- Given passage -
══════

Potential state mismatch caused by failed indirect trusted_call

Kailai-Wang commented 1 year ago

I'm trying to raise the discussion here and I'd appreciate any feedback :)

In our opinion we should always return Ok() for the trusted_call execution based on the current implementation, rationale:

// TODO(Kai@litentry): // If this function returns Err(), it will feed the executor with Ok(ExecutedOperation::failed()), // which will remove the failed op from its own top pool while preventing it from being included // in a sidechain block - see execute_trusted_call_on_stf. // // As a result, when other workers import sidechain blocks, they will treat the op as // "not yet executed" (before it's not recorded in the sidechain block) and try to execute it again from // its own top pool (if the op is added to the top pool upon e.g. parentchain block import). // // The execution will most likely fail again. However, the state could have been changed already by applying // the state diff from the imported sidechain block. This could cause an inconsistent/mismatching state, // for example, the nonce. See the nonce handling below: we increased the nonce no matter the STF is executed // successfully or not. // // This is probably the reason why the nonce-handling test in demo_shielding_unshielding.sh sometimes fails. // // for now we should always return Ok(()) for this function and propagate the exe, at least for // litentry STFs. I believe this is the right way to go, but it still needs more discussions.

══════

- Dataset -
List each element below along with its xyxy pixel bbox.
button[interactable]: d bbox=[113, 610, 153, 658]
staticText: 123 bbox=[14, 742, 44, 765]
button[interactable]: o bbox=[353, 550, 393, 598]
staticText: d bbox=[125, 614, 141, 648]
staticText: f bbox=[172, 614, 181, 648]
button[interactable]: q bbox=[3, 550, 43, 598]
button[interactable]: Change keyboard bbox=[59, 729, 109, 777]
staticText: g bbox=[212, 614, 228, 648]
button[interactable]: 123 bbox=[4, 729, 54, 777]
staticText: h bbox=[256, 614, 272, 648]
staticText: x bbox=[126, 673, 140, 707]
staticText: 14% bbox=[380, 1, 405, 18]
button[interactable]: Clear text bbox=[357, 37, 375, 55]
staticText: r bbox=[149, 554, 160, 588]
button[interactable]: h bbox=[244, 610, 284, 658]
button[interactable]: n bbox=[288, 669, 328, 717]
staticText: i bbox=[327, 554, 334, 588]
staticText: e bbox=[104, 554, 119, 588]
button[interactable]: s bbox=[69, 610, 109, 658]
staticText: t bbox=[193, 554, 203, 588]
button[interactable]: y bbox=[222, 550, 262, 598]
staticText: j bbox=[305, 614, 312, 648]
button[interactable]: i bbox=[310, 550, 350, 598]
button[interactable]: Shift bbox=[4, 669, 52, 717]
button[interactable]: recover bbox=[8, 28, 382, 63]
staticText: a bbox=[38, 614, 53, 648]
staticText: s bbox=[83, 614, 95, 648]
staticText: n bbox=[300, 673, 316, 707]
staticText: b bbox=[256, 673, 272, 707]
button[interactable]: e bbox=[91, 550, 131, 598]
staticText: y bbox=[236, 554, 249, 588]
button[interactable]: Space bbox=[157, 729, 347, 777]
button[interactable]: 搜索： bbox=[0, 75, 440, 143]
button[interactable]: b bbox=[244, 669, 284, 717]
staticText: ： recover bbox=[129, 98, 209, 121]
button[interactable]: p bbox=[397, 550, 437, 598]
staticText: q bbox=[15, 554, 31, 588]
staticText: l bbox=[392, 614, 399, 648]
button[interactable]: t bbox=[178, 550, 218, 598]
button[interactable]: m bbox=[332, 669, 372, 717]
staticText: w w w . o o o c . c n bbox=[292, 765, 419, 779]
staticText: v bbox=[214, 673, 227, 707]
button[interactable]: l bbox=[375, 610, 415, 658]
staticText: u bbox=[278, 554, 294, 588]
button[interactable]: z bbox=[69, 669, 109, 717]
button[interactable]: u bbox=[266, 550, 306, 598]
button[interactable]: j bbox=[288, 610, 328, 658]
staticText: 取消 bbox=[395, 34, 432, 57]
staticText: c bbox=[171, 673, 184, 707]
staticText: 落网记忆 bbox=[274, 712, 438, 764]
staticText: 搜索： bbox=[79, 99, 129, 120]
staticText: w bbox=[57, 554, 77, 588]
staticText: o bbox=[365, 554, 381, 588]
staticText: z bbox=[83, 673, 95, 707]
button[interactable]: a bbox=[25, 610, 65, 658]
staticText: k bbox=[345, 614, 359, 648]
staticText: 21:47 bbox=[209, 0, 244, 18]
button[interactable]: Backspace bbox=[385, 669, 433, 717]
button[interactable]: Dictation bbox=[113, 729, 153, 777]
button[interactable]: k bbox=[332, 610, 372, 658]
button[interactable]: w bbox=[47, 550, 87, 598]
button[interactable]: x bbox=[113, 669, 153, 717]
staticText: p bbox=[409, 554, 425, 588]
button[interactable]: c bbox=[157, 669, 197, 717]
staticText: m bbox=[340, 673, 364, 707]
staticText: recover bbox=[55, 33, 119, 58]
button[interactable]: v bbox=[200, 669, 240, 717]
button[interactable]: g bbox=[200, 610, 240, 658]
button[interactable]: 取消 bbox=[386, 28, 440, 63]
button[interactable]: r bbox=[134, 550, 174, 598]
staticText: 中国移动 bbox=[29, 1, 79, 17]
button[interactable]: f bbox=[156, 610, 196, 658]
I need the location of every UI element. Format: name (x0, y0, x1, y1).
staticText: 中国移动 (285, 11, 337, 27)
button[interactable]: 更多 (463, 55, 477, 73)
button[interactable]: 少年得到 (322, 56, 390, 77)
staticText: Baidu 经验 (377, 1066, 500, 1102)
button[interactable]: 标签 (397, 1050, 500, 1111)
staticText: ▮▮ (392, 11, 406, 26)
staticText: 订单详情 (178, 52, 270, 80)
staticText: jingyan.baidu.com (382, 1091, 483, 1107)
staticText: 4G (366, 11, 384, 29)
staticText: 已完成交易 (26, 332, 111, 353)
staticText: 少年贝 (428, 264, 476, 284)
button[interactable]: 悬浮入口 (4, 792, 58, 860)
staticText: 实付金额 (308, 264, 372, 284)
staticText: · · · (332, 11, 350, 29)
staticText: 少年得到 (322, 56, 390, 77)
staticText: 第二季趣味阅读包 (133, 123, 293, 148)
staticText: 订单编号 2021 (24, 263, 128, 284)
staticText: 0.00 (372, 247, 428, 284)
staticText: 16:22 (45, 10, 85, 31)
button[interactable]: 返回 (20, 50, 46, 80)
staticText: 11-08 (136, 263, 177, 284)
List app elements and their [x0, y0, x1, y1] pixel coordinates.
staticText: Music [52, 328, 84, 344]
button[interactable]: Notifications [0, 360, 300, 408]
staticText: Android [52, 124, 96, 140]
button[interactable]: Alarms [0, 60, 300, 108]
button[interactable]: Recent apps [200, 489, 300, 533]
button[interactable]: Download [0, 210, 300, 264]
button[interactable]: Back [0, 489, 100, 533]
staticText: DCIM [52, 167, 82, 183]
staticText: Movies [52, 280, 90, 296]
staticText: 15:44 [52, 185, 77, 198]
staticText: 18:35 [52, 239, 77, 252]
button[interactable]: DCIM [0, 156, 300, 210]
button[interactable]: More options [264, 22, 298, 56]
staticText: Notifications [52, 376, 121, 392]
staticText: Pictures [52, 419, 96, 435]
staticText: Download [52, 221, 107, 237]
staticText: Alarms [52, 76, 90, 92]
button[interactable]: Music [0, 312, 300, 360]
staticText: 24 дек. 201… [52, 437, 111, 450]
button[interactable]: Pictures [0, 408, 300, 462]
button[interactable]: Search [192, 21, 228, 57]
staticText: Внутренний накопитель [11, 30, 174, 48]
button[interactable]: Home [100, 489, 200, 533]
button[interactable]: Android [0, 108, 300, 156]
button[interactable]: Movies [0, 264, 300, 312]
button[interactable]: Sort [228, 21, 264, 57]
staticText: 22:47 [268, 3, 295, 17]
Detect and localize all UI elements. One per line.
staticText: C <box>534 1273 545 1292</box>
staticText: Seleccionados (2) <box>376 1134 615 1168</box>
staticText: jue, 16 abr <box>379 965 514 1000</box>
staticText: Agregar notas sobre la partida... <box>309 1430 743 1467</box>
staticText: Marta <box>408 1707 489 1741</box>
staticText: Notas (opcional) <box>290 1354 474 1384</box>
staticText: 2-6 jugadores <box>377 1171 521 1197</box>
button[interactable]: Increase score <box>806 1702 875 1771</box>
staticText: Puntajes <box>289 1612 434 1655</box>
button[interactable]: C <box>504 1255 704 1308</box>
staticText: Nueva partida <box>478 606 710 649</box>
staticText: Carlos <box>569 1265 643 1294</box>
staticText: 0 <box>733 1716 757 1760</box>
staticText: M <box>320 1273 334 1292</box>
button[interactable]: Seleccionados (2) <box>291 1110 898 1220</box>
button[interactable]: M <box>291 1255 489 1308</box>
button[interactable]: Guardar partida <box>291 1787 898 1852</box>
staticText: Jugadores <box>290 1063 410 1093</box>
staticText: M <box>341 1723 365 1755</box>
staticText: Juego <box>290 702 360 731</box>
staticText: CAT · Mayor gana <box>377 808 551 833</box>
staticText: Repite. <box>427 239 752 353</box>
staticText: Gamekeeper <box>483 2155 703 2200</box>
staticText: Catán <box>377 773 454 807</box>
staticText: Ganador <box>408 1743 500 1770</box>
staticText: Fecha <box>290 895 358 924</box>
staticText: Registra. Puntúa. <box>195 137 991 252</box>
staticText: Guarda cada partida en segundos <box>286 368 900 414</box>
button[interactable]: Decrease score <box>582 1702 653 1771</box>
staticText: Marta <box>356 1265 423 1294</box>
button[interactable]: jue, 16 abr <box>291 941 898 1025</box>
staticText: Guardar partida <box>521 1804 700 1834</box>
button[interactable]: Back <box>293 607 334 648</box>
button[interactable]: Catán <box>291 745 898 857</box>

══════

- Short task 1 -
Answer these questions from the thread about the failed indirect trusted_call:
(a) If the function returns Err(), what does it feed the executor with?
(b) What example of an inconsistent or mismatching state is given?
(c) Which test does the comment say sometimes fails?
- Short task 2 -
From the thread about the failed indirect trusted_call, repeat the part that opens with the words containing "Potential state mismatch" and closes with "any feedback :)".

- Full solution 1 -
(a) Ok(ExecutedOperation::failed())
(b) The nonce
(c) The nonce-handling test in demo_shielding_unshielding.sh

- Full solution 2 -
Potential state mismatch caused by failed indirect trusted_call

Kailai-Wang commented 1 year ago

I'm trying to raise the discussion here and I'd appreciate any feedback :)